» **STATED TASK**: Take every line from the material that has the word "Current" in it.

[Data items]
########
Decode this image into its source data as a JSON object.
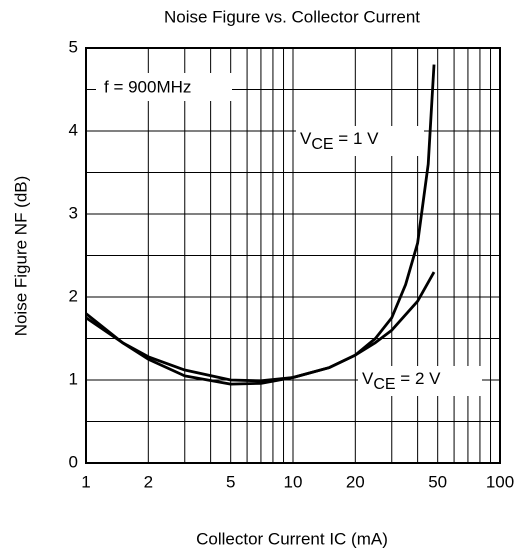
{
  "chart_data": {
    "type": "line",
    "title": "Noise Figure vs. Collector Current",
    "x_label": "Collector Current   IC  (mA)",
    "y_label": "Noise Figure  NF  (dB)",
    "annotation": "f = 900MHz",
    "x_scale": "log",
    "xlim": [
      1,
      100
    ],
    "xticks": [
      1,
      2,
      5,
      10,
      20,
      50,
      100
    ],
    "x_minor_ticks": [
      3,
      4,
      6,
      7,
      8,
      9,
      30,
      40,
      60,
      70,
      80,
      90
    ],
    "ylim": [
      0,
      5
    ],
    "yticks": [
      0,
      1,
      2,
      3,
      4,
      5
    ],
    "y_minor_ticks": [
      0.5,
      1.5,
      2.5,
      3.5,
      4.5
    ],
    "grid": true,
    "series": [
      {
        "label": {
          "main": "V",
          "sub": "CE",
          "rest": " = 1 V"
        },
        "color": "#000000",
        "x": [
          1,
          1.5,
          2,
          3,
          5,
          7,
          10,
          15,
          20,
          25,
          30,
          35,
          40,
          45,
          48
        ],
        "values": [
          1.8,
          1.45,
          1.25,
          1.05,
          0.95,
          0.96,
          1.03,
          1.15,
          1.3,
          1.5,
          1.75,
          2.15,
          2.65,
          3.6,
          4.8
        ]
      },
      {
        "label": {
          "main": "V",
          "sub": "CE",
          "rest": " = 2 V"
        },
        "color": "#000000",
        "x": [
          1,
          1.5,
          2,
          3,
          5,
          7,
          10,
          15,
          20,
          25,
          30,
          40,
          48
        ],
        "values": [
          1.75,
          1.45,
          1.28,
          1.12,
          1.0,
          0.99,
          1.03,
          1.15,
          1.3,
          1.45,
          1.6,
          1.95,
          2.3
        ]
      }
    ]
  }
}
########
» **TASK RESPONSE**:
    "title": "Noise Figure vs. Collector Current",
    "x_label": "Collector Current   IC  (mA)",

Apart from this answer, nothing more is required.